Each record below must be returned exactly as shown.

Task input
..............................
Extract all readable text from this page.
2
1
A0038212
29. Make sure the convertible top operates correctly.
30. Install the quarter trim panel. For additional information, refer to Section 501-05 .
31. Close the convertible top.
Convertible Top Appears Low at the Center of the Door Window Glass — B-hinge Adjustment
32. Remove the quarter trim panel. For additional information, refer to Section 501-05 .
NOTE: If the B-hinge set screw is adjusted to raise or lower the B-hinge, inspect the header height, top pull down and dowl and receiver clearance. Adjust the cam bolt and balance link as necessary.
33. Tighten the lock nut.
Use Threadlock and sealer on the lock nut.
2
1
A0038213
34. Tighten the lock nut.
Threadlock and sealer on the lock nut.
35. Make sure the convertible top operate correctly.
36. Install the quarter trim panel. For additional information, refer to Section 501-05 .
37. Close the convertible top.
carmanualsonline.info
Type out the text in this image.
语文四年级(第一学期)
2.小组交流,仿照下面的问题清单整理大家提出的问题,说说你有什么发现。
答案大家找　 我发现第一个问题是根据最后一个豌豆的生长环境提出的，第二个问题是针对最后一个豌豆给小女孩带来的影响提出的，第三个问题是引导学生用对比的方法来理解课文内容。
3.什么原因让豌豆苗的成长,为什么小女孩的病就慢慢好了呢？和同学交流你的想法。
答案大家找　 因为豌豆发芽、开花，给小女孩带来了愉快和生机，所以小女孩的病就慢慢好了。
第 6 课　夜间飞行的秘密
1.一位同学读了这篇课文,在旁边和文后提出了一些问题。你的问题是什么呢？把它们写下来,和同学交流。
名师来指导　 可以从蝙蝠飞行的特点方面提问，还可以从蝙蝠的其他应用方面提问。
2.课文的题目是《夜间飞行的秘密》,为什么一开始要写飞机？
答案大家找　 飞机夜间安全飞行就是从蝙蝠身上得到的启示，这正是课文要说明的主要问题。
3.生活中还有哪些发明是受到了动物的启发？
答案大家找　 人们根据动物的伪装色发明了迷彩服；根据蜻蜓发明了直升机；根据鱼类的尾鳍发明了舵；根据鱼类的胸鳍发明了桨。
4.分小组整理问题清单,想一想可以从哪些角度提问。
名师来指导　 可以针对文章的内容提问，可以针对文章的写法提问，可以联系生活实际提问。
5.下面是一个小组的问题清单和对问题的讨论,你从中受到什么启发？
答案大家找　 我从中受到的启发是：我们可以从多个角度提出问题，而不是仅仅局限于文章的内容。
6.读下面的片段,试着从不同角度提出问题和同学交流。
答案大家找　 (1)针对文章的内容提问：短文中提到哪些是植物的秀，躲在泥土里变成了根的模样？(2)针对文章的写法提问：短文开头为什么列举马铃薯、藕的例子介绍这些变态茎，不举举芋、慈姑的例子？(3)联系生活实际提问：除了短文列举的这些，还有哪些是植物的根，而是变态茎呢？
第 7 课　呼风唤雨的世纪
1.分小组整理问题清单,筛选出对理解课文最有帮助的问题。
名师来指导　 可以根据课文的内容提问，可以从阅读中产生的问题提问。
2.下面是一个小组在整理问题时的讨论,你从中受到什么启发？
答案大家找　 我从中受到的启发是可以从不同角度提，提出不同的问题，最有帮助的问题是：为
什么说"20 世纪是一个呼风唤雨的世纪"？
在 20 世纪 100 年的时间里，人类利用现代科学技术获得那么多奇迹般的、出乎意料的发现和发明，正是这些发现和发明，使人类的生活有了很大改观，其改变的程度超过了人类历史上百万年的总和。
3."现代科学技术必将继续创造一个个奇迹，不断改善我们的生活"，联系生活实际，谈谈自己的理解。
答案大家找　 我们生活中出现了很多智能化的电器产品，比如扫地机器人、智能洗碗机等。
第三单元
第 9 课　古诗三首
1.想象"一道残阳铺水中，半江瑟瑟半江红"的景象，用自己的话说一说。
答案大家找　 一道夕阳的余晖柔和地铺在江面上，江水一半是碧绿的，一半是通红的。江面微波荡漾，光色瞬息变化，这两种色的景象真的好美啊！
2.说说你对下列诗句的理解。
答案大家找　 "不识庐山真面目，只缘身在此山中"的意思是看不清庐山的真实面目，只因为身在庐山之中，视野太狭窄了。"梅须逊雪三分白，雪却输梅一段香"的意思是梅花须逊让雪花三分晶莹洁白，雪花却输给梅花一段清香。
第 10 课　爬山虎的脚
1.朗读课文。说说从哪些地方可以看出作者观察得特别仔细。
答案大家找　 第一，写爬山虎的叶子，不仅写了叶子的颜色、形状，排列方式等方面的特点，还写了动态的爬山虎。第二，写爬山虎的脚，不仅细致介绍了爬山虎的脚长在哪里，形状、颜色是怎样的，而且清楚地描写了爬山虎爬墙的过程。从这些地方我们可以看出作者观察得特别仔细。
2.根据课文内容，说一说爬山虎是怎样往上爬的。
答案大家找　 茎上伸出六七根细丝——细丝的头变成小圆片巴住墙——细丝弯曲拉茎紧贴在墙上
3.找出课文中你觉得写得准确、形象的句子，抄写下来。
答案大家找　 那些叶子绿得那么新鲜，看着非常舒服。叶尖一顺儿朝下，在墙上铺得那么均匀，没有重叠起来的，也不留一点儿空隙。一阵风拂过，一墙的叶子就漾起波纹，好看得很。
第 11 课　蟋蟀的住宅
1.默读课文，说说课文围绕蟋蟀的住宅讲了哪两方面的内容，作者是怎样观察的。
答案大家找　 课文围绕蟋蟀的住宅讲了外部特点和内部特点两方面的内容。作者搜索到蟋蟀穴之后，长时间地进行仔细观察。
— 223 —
..............................
Output for this task
Extract all readable text from this page.
2
1
A0038212
29. Make sure the convertible top operates correctly.
30. Install the quarter trim panel. For additional information, refer to Section 501-05 .
31. Close the convertible top.
Convertible Top Appears Low at the Center of the Door Window Glass — B-hinge Adjustment
32. Remove the quarter trim panel. For additional information, refer to Section 501-05 .
NOTE: If the B-hinge set screw is adjusted to raise or lower the B-hinge, inspect the header height, top pull down and dowl and receiver clearance. Adjust the cam bolt and balance link as necessary.
33. Tighten the lock nut.
Use Threadlock and sealer on the lock nut.
2
1
A0038213
34. Tighten the lock nut.
Threadlock and sealer on the lock nut.
35. Make sure the convertible top operate correctly.
36. Install the quarter trim panel. For additional information, refer to Section 501-05 .
37. Close the convertible top.
carmanualsonline.info
Type out the text in this image.
语文四年级(第一学期)
2.小组交流,仿照下面的问题清单整理大家提出的问题,说说你有什么发现。
答案大家找　 我发现第一个问题是根据最后一个豌豆的生长环境提出的，第二个问题是针对最后一个豌豆给小女孩带来的影响提出的，第三个问题是引导学生用对比的方法来理解课文内容。
3.什么原因让豌豆苗的成长,为什么小女孩的病就慢慢好了呢？和同学交流你的想法。
答案大家找　 因为豌豆发芽、开花，给小女孩带来了愉快和生机，所以小女孩的病就慢慢好了。
第 6 课　夜间飞行的秘密
1.一位同学读了这篇课文,在旁边和文后提出了一些问题。你的问题是什么呢？把它们写下来,和同学交流。
名师来指导　 可以从蝙蝠飞行的特点方面提问，还可以从蝙蝠的其他应用方面提问。
2.课文的题目是《夜间飞行的秘密》,为什么一开始要写飞机？
答案大家找　 飞机夜间安全飞行就是从蝙蝠身上得到的启示，这正是课文要说明的主要问题。
3.生活中还有哪些发明是受到了动物的启发？
答案大家找　 人们根据动物的伪装色发明了迷彩服；根据蜻蜓发明了直升机；根据鱼类的尾鳍发明了舵；根据鱼类的胸鳍发明了桨。
4.分小组整理问题清单,想一想可以从哪些角度提问。
名师来指导　 可以针对文章的内容提问，可以针对文章的写法提问，可以联系生活实际提问。
5.下面是一个小组的问题清单和对问题的讨论,你从中受到什么启发？
答案大家找　 我从中受到的启发是：我们可以从多个角度提出问题，而不是仅仅局限于文章的内容。
6.读下面的片段,试着从不同角度提出问题和同学交流。
答案大家找　 (1)针对文章的内容提问：短文中提到哪些是植物的秀，躲在泥土里变成了根的模样？(2)针对文章的写法提问：短文开头为什么列举马铃薯、藕的例子介绍这些变态茎，不举举芋、慈姑的例子？(3)联系生活实际提问：除了短文列举的这些，还有哪些是植物的根，而是变态茎呢？
第 7 课　呼风唤雨的世纪
1.分小组整理问题清单,筛选出对理解课文最有帮助的问题。
名师来指导　 可以根据课文的内容提问，可以从阅读中产生的问题提问。
2.下面是一个小组在整理问题时的讨论,你从中受到什么启发？
答案大家找　 我从中受到的启发是可以从不同角度提，提出不同的问题，最有帮助的问题是：为
什么说"20 世纪是一个呼风唤雨的世纪"？
在 20 世纪 100 年的时间里，人类利用现代科学技术获得那么多奇迹般的、出乎意料的发现和发明，正是这些发现和发明，使人类的生活有了很大改观，其改变的程度超过了人类历史上百万年的总和。
3."现代科学技术必将继续创造一个个奇迹，不断改善我们的生活"，联系生活实际，谈谈自己的理解。
答案大家找　 我们生活中出现了很多智能化的电器产品，比如扫地机器人、智能洗碗机等。
第三单元
第 9 课　古诗三首
1.想象"一道残阳铺水中，半江瑟瑟半江红"的景象，用自己的话说一说。
答案大家找　 一道夕阳的余晖柔和地铺在江面上，江水一半是碧绿的，一半是通红的。江面微波荡漾，光色瞬息变化，这两种色的景象真的好美啊！
2.说说你对下列诗句的理解。
答案大家找　 "不识庐山真面目，只缘身在此山中"的意思是看不清庐山的真实面目，只因为身在庐山之中，视野太狭窄了。"梅须逊雪三分白，雪却输梅一段香"的意思是梅花须逊让雪花三分晶莹洁白，雪花却输给梅花一段清香。
第 10 课　爬山虎的脚
1.朗读课文。说说从哪些地方可以看出作者观察得特别仔细。
答案大家找　 第一，写爬山虎的叶子，不仅写了叶子的颜色、形状，排列方式等方面的特点，还写了动态的爬山虎。第二，写爬山虎的脚，不仅细致介绍了爬山虎的脚长在哪里，形状、颜色是怎样的，而且清楚地描写了爬山虎爬墙的过程。从这些地方我们可以看出作者观察得特别仔细。
2.根据课文内容，说一说爬山虎是怎样往上爬的。
答案大家找　 茎上伸出六七根细丝——细丝的头变成小圆片巴住墙——细丝弯曲拉茎紧贴在墙上
3.找出课文中你觉得写得准确、形象的句子，抄写下来。
答案大家找　 那些叶子绿得那么新鲜，看着非常舒服。叶尖一顺儿朝下，在墙上铺得那么均匀，没有重叠起来的，也不留一点儿空隙。一阵风拂过，一墙的叶子就漾起波纹，好看得很。
第 11 课　蟋蟀的住宅
1.默读课文，说说课文围绕蟋蟀的住宅讲了哪两方面的内容，作者是怎样观察的。
答案大家找　 课文围绕蟋蟀的住宅讲了外部特点和内部特点两方面的内容。作者搜索到蟋蟀穴之后，长时间地进行仔细观察。
— 223 —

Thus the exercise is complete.